Challenge. Pull out every line of the listing below where "ylabel" appears.
--- Start of Data for processing ---
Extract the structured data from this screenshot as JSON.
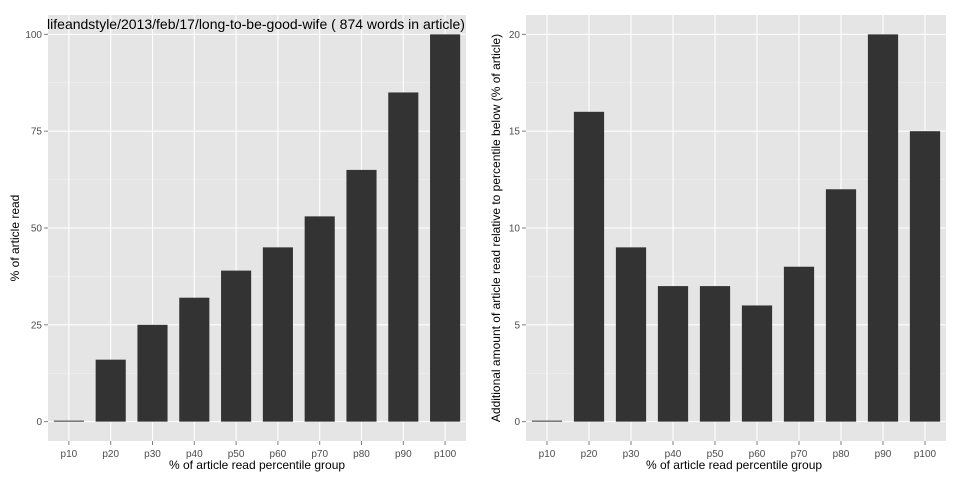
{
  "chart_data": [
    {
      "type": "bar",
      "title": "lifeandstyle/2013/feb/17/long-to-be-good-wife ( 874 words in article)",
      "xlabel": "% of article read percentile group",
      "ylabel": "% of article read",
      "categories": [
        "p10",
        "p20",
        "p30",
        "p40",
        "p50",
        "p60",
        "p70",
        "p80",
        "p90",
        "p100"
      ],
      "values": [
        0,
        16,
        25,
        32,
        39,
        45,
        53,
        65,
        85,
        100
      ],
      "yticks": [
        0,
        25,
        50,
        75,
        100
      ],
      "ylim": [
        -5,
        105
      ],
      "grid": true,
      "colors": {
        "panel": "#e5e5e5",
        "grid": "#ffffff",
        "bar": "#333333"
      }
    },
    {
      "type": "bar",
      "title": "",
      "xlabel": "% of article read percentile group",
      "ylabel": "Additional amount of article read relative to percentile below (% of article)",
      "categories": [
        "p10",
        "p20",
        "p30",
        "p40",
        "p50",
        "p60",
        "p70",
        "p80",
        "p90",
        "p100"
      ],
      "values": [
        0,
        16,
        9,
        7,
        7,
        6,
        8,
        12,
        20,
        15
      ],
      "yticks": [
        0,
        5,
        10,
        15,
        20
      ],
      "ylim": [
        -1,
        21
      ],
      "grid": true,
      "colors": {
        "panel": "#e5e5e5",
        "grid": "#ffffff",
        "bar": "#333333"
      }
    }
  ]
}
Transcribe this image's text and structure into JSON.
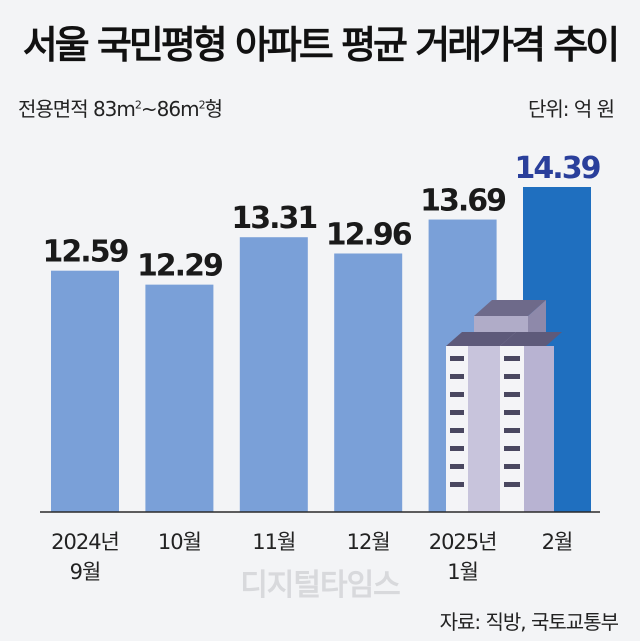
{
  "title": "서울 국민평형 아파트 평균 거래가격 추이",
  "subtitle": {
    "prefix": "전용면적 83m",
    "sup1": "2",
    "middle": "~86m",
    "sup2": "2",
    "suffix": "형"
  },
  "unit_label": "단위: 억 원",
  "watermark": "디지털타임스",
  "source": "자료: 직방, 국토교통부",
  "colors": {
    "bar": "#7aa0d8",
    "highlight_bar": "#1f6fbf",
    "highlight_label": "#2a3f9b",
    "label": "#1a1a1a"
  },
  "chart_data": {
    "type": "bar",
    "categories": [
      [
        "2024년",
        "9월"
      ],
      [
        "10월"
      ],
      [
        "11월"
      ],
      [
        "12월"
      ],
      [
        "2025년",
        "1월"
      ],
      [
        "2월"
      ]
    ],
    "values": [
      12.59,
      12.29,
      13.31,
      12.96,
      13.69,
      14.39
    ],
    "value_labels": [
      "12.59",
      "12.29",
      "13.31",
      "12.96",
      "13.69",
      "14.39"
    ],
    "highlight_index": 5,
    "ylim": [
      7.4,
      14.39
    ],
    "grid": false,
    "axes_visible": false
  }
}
--- End of Data for processing ---
Exercise output.
      "ylabel": "% of article read",
      "ylabel": "Additional amount of article read relative to percentile below (% of article)",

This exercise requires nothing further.